*WHAT IS EXPECTED*.
Transcribe each record below word for word.

* Begin INFORMATION GIVEN *

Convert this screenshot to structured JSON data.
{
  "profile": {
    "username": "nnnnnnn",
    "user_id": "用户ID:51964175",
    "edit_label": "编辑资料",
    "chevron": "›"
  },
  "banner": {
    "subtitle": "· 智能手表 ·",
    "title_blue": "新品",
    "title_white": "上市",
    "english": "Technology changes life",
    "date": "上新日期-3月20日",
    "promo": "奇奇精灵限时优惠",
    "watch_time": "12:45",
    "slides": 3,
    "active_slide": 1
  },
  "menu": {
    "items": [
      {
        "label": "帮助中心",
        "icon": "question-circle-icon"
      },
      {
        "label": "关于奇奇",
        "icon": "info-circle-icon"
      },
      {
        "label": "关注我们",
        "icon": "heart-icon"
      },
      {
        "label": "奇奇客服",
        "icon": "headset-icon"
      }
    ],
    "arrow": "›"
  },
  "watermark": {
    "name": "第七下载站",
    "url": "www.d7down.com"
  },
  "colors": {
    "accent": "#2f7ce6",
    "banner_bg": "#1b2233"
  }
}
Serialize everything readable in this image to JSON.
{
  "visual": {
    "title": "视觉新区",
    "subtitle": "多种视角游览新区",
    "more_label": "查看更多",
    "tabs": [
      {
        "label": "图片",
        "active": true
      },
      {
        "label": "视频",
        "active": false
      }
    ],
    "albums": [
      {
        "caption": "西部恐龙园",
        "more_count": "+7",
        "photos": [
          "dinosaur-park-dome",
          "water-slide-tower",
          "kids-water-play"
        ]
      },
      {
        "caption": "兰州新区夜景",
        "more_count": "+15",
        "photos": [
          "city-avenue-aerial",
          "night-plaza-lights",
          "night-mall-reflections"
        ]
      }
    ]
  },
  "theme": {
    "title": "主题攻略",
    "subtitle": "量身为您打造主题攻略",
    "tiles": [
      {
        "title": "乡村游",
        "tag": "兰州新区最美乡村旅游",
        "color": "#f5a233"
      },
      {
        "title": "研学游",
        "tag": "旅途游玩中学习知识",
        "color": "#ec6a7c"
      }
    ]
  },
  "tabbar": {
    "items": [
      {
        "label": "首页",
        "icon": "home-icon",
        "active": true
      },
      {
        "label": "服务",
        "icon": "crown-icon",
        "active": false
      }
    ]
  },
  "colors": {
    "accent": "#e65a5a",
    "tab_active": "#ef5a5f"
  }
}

* End INFORMATION GIVEN *

*RESPONSE TO THIS TASK*.
Convert this screenshot to structured JSON data.
{
  "profile": {
    "username": "nnnnnnn",
    "user_id": "用户ID:51964175",
    "edit_label": "编辑资料",
    "chevron": "›"
  },
  "banner": {
    "subtitle": "· 智能手表 ·",
    "title_blue": "新品",
    "title_white": "上市",
    "english": "Technology changes life",
    "date": "上新日期-3月20日",
    "promo": "奇奇精灵限时优惠",
    "watch_time": "12:45",
    "slides": 3,
    "active_slide": 1
  },
  "menu": {
    "items": [
      {
        "label": "帮助中心",
        "icon": "question-circle-icon"
      },
      {
        "label": "关于奇奇",
        "icon": "info-circle-icon"
      },
      {
        "label": "关注我们",
        "icon": "heart-icon"
      },
      {
        "label": "奇奇客服",
        "icon": "headset-icon"
      }
    ],
    "arrow": "›"
  },
  "watermark": {
    "name": "第七下载站",
    "url": "www.d7down.com"
  },
  "colors": {
    "accent": "#2f7ce6",
    "banner_bg": "#1b2233"
  }
}
Serialize everything readable in this image to JSON.
{
  "visual": {
    "title": "视觉新区",
    "subtitle": "多种视角游览新区",
    "more_label": "查看更多",
    "tabs": [
      {
        "label": "图片",
        "active": true
      },
      {
        "label": "视频",
        "active": false
      }
    ],
    "albums": [
      {
        "caption": "西部恐龙园",
        "more_count": "+7",
        "photos": [
          "dinosaur-park-dome",
          "water-slide-tower",
          "kids-water-play"
        ]
      },
      {
        "caption": "兰州新区夜景",
        "more_count": "+15",
        "photos": [
          "city-avenue-aerial",
          "night-plaza-lights",
          "night-mall-reflections"
        ]
      }
    ]
  },
  "theme": {
    "title": "主题攻略",
    "subtitle": "量身为您打造主题攻略",
    "tiles": [
      {
        "title": "乡村游",
        "tag": "兰州新区最美乡村旅游",
        "color": "#f5a233"
      },
      {
        "title": "研学游",
        "tag": "旅途游玩中学习知识",
        "color": "#ec6a7c"
      }
    ]
  },
  "tabbar": {
    "items": [
      {
        "label": "首页",
        "icon": "home-icon",
        "active": true
      },
      {
        "label": "服务",
        "icon": "crown-icon",
        "active": false
      }
    ]
  },
  "colors": {
    "accent": "#e65a5a",
    "tab_active": "#ef5a5f"
  }
}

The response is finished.